(DIRECTIONS FOR THIS TASK):
Repeat each entry word for word. Leave any images out of the copy.

Dataset rows
## Begin

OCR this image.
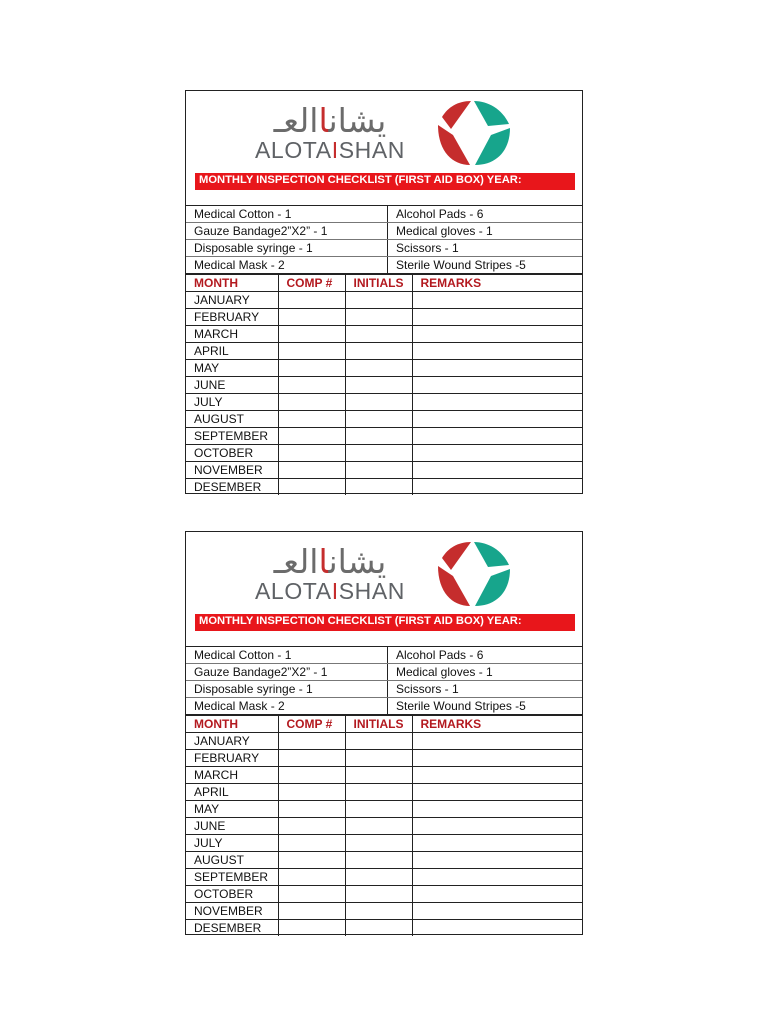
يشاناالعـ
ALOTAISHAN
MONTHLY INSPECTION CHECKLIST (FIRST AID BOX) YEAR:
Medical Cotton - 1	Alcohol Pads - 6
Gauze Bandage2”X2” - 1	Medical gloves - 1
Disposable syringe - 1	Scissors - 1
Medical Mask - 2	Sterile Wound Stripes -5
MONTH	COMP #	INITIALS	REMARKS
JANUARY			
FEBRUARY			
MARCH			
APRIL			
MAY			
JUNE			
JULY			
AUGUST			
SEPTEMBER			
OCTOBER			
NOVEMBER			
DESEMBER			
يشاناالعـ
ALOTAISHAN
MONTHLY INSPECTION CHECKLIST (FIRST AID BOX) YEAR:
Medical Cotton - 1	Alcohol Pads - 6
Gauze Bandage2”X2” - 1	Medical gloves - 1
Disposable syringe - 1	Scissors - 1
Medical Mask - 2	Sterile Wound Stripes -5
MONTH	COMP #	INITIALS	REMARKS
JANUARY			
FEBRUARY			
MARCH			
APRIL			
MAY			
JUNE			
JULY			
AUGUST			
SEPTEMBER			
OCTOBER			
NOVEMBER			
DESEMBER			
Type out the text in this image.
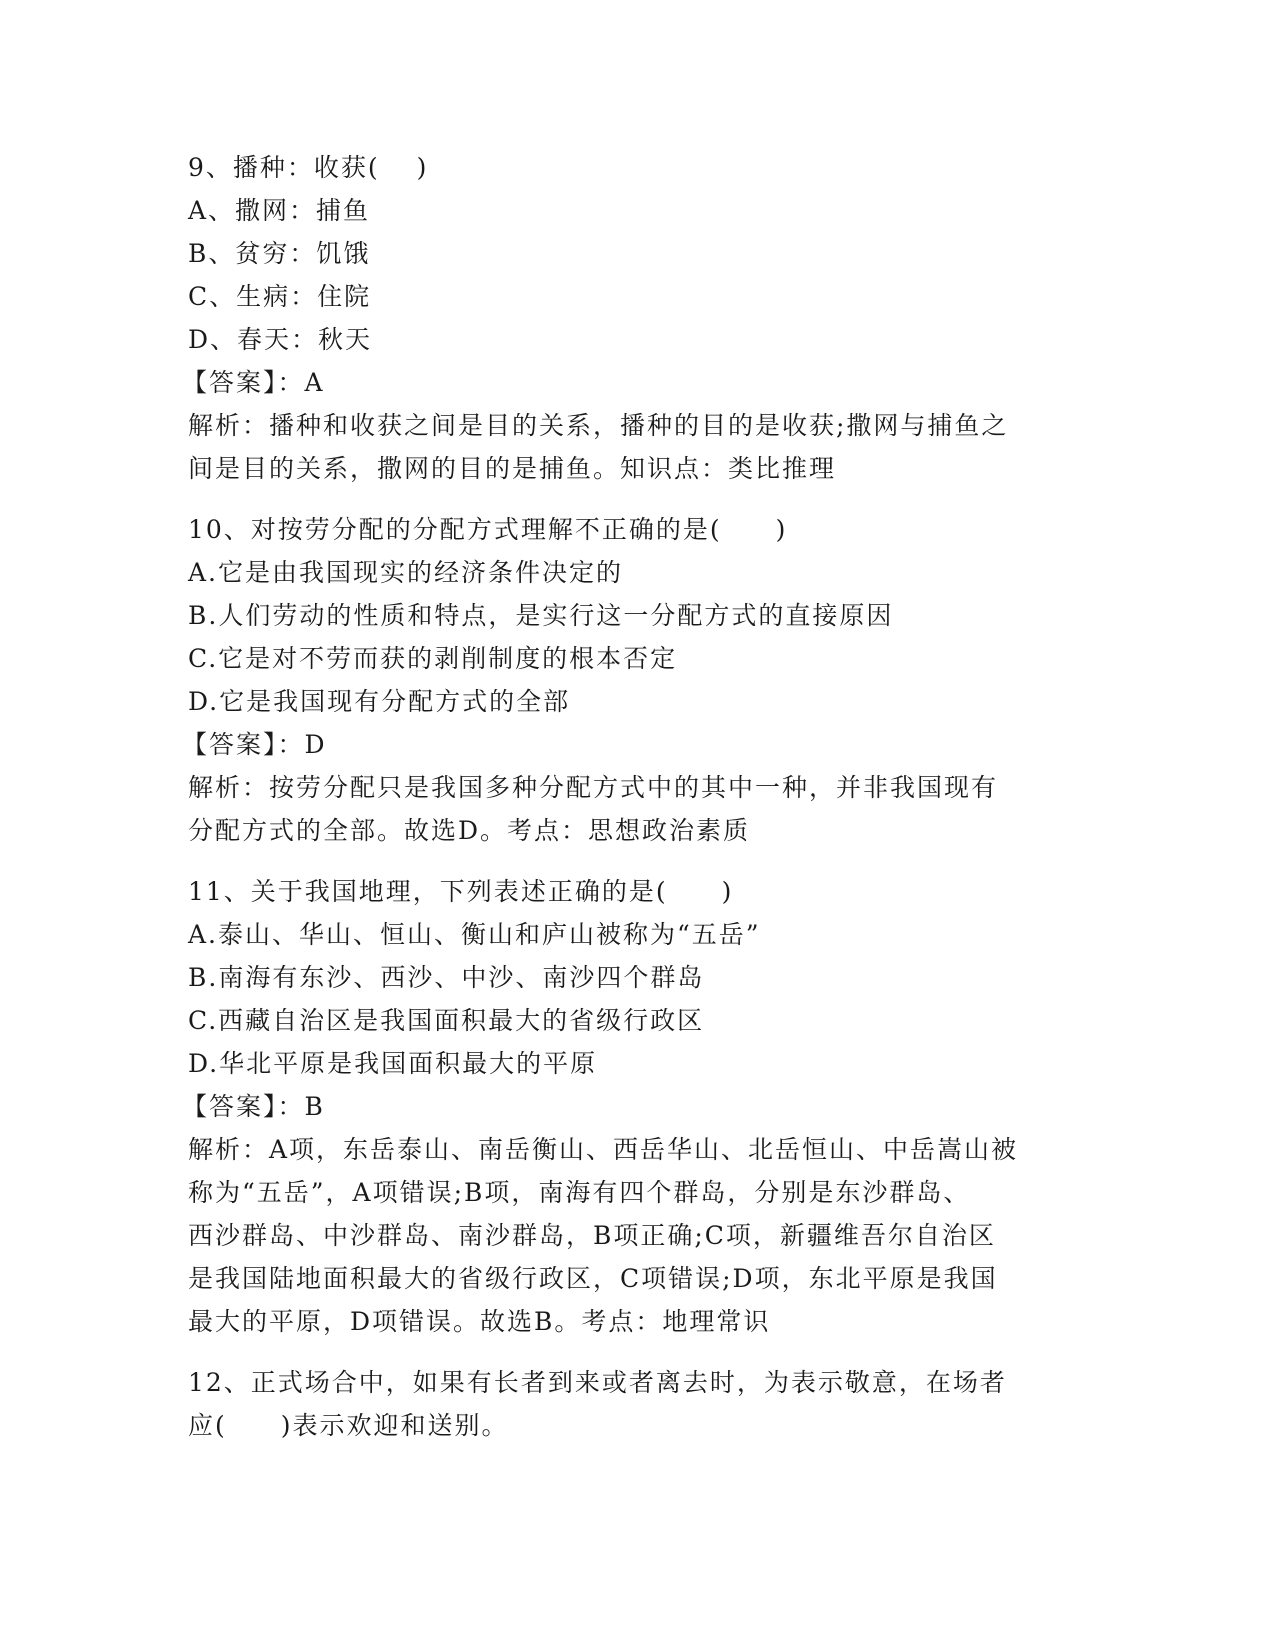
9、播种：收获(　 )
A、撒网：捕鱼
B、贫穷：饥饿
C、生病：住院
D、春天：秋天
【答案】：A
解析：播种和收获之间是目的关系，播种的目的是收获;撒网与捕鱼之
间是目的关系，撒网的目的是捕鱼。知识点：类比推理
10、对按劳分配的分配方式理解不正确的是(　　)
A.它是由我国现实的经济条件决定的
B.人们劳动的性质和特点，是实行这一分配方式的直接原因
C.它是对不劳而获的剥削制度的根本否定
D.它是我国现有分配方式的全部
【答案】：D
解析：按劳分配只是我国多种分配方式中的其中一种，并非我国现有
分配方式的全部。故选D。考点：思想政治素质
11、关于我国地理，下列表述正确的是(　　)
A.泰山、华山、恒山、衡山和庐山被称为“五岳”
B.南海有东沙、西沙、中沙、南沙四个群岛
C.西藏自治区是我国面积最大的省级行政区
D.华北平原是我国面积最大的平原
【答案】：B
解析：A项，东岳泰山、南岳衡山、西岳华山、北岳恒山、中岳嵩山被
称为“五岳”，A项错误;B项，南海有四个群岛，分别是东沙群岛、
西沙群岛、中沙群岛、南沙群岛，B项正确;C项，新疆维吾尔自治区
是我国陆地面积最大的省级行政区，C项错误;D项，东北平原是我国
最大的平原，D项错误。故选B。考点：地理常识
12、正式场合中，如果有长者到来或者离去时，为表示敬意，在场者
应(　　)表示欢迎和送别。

## End

(WRITTEN ANSWER):
OCR this image.
يشاناالعـ
ALOTAISHAN
MONTHLY INSPECTION CHECKLIST (FIRST AID BOX) YEAR:
Medical Cotton - 1	Alcohol Pads - 6
Gauze Bandage2”X2” - 1	Medical gloves - 1
Disposable syringe - 1	Scissors - 1
Medical Mask - 2	Sterile Wound Stripes -5
MONTH	COMP #	INITIALS	REMARKS
JANUARY			
FEBRUARY			
MARCH			
APRIL			
MAY			
JUNE			
JULY			
AUGUST			
SEPTEMBER			
OCTOBER			
NOVEMBER			
DESEMBER			
يشاناالعـ
ALOTAISHAN
MONTHLY INSPECTION CHECKLIST (FIRST AID BOX) YEAR:
Medical Cotton - 1	Alcohol Pads - 6
Gauze Bandage2”X2” - 1	Medical gloves - 1
Disposable syringe - 1	Scissors - 1
Medical Mask - 2	Sterile Wound Stripes -5
MONTH	COMP #	INITIALS	REMARKS
JANUARY			
FEBRUARY			
MARCH			
APRIL			
MAY			
JUNE			
JULY			
AUGUST			
SEPTEMBER			
OCTOBER			
NOVEMBER			
DESEMBER			
Type out the text in this image.
9、播种：收获(　 )
A、撒网：捕鱼
B、贫穷：饥饿
C、生病：住院
D、春天：秋天
【答案】：A
解析：播种和收获之间是目的关系，播种的目的是收获;撒网与捕鱼之
间是目的关系，撒网的目的是捕鱼。知识点：类比推理
10、对按劳分配的分配方式理解不正确的是(　　)
A.它是由我国现实的经济条件决定的
B.人们劳动的性质和特点，是实行这一分配方式的直接原因
C.它是对不劳而获的剥削制度的根本否定
D.它是我国现有分配方式的全部
【答案】：D
解析：按劳分配只是我国多种分配方式中的其中一种，并非我国现有
分配方式的全部。故选D。考点：思想政治素质
11、关于我国地理，下列表述正确的是(　　)
A.泰山、华山、恒山、衡山和庐山被称为“五岳”
B.南海有东沙、西沙、中沙、南沙四个群岛
C.西藏自治区是我国面积最大的省级行政区
D.华北平原是我国面积最大的平原
【答案】：B
解析：A项，东岳泰山、南岳衡山、西岳华山、北岳恒山、中岳嵩山被
称为“五岳”，A项错误;B项，南海有四个群岛，分别是东沙群岛、
西沙群岛、中沙群岛、南沙群岛，B项正确;C项，新疆维吾尔自治区
是我国陆地面积最大的省级行政区，C项错误;D项，东北平原是我国
最大的平原，D项错误。故选B。考点：地理常识
12、正式场合中，如果有长者到来或者离去时，为表示敬意，在场者
应(　　)表示欢迎和送别。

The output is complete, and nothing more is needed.